● EXERCISE TASK
Count every line that holds the string "Profile", and report the number alone.

● RECORD SET
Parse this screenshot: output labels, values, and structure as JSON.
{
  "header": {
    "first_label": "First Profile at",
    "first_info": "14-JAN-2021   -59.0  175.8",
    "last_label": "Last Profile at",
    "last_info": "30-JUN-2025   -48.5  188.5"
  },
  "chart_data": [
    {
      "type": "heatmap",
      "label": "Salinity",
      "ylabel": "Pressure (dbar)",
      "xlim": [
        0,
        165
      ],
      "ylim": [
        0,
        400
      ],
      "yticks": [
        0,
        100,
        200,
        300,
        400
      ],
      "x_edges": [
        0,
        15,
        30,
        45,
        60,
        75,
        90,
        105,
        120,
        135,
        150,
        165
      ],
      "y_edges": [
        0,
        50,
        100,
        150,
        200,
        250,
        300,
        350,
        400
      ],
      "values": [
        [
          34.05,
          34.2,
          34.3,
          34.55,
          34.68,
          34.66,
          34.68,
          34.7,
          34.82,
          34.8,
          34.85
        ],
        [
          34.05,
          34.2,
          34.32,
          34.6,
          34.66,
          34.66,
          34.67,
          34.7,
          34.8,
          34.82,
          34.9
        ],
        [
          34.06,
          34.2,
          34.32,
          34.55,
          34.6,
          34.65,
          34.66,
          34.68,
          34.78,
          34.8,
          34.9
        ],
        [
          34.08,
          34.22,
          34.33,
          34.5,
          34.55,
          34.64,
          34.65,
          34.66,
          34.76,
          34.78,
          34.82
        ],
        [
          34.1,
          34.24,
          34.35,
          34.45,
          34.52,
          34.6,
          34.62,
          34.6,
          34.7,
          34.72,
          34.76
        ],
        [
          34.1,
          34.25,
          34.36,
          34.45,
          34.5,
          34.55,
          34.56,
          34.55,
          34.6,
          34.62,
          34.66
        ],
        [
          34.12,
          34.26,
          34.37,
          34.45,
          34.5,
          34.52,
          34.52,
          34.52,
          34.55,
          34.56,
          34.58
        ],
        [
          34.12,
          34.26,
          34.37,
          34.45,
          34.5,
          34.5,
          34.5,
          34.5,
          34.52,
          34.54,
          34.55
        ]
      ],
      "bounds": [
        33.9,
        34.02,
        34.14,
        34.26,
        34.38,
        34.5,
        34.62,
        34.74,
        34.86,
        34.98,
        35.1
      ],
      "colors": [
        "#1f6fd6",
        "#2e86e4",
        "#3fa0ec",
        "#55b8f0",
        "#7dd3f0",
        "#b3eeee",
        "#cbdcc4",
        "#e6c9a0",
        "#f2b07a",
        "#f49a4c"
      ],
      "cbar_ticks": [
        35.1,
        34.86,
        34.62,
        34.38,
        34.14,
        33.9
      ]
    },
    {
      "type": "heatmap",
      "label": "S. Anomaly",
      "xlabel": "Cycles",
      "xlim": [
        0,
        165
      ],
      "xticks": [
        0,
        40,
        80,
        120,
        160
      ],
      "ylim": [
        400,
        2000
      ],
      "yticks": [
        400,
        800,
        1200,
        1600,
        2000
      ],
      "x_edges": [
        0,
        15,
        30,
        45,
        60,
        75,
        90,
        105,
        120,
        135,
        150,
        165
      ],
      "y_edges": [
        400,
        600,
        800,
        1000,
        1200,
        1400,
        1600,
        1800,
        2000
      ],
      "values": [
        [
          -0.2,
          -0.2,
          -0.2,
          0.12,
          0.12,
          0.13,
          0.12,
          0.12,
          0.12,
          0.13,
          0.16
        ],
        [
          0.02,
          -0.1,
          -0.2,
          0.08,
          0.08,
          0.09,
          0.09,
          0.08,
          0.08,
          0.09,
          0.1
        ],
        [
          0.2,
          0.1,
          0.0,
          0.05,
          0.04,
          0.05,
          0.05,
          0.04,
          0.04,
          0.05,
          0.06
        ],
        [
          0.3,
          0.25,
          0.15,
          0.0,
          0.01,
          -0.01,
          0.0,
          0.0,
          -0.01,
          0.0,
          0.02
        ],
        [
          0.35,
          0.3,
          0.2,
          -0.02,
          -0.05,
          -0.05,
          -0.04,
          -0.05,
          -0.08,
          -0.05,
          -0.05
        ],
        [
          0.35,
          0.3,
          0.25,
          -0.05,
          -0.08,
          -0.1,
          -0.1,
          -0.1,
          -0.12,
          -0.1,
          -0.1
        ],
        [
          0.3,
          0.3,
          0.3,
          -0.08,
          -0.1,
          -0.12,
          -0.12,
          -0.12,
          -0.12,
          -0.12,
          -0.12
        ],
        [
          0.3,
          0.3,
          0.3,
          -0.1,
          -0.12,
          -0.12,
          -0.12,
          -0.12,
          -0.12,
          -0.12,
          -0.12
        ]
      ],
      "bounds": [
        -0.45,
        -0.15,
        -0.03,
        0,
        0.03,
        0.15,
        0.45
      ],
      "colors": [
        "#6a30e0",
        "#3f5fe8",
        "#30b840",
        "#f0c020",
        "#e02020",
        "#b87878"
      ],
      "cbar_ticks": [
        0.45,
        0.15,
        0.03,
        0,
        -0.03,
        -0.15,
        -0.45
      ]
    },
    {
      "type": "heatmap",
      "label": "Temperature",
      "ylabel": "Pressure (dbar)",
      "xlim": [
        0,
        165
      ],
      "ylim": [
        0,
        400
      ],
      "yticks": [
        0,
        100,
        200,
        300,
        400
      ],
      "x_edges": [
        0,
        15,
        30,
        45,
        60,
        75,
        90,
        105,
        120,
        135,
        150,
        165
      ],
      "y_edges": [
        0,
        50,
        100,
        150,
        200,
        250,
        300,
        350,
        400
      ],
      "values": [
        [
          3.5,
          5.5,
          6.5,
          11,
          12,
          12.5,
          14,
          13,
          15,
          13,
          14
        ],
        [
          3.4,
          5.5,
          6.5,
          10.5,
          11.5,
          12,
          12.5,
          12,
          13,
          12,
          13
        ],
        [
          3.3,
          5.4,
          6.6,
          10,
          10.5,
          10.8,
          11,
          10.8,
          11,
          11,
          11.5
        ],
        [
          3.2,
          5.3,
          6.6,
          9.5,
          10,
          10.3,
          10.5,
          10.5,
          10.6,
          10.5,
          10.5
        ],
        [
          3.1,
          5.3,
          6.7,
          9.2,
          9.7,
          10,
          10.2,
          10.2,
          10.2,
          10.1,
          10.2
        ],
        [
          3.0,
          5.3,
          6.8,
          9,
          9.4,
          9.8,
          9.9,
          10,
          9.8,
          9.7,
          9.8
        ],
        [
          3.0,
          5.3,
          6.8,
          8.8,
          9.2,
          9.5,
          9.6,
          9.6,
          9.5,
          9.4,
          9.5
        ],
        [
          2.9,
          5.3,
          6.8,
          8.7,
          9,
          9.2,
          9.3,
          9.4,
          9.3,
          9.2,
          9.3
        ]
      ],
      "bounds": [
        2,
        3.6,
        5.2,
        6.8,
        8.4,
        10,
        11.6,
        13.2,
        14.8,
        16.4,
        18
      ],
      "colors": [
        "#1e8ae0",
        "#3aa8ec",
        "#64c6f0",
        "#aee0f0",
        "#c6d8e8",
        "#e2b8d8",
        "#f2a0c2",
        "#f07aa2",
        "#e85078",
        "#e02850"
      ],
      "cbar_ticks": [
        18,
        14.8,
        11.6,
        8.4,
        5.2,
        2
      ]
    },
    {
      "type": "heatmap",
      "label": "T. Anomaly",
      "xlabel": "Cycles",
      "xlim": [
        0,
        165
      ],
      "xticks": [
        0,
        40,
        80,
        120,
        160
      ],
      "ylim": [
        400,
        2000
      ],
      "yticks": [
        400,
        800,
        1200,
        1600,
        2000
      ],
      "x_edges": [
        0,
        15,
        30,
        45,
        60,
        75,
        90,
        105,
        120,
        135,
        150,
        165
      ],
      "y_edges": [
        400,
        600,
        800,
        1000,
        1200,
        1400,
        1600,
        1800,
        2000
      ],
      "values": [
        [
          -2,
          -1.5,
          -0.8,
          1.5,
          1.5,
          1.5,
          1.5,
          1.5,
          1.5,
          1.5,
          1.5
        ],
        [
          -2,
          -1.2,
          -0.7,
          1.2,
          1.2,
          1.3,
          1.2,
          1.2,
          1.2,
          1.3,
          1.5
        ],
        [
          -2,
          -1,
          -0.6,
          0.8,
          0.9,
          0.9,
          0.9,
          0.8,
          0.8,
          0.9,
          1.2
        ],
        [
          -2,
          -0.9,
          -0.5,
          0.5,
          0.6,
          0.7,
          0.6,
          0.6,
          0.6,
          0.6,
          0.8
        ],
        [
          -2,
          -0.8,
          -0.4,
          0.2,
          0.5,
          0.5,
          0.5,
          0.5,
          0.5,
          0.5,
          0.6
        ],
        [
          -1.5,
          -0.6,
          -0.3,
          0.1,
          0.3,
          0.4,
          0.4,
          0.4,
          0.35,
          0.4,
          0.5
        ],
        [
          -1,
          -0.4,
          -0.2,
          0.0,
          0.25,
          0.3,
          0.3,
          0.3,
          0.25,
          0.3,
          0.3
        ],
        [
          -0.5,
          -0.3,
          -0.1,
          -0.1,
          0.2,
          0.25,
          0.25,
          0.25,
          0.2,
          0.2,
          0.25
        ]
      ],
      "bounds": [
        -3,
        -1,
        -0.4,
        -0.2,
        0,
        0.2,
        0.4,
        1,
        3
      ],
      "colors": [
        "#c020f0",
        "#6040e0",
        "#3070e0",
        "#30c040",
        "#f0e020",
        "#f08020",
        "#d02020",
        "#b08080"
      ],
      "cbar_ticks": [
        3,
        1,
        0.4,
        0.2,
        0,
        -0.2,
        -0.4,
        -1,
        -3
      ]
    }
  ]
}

● ANSWER BELOW
2